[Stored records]
=====

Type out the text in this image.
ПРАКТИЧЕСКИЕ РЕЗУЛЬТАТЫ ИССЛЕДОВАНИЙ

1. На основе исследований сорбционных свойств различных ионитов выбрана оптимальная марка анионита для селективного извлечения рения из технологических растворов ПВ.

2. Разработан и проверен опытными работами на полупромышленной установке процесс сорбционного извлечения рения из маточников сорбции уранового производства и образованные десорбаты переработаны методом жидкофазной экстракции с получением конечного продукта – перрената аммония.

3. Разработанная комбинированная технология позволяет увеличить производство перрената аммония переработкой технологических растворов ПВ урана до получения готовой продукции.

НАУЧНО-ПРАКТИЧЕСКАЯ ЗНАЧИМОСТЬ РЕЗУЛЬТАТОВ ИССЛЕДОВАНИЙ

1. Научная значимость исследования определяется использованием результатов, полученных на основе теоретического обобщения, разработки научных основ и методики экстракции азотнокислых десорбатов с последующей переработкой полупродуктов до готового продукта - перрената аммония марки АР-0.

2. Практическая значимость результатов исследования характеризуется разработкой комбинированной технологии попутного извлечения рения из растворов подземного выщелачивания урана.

=====

Aim:
Extract the whole listing, character for character.

Task output:
Type out the text in this image.
ПРАКТИЧЕСКИЕ РЕЗУЛЬТАТЫ ИССЛЕДОВАНИЙ

1. На основе исследований сорбционных свойств различных ионитов выбрана оптимальная марка анионита для селективного извлечения рения из технологических растворов ПВ.

2. Разработан и проверен опытными работами на полупромышленной установке процесс сорбционного извлечения рения из маточников сорбции уранового производства и образованные десорбаты переработаны методом жидкофазной экстракции с получением конечного продукта – перрената аммония.

3. Разработанная комбинированная технология позволяет увеличить производство перрената аммония переработкой технологических растворов ПВ урана до получения готовой продукции.

НАУЧНО-ПРАКТИЧЕСКАЯ ЗНАЧИМОСТЬ РЕЗУЛЬТАТОВ ИССЛЕДОВАНИЙ

1. Научная значимость исследования определяется использованием результатов, полученных на основе теоретического обобщения, разработки научных основ и методики экстракции азотнокислых десорбатов с последующей переработкой полупродуктов до готового продукта - перрената аммония марки АР-0.

2. Практическая значимость результатов исследования характеризуется разработкой комбинированной технологии попутного извлечения рения из растворов подземного выщелачивания урана.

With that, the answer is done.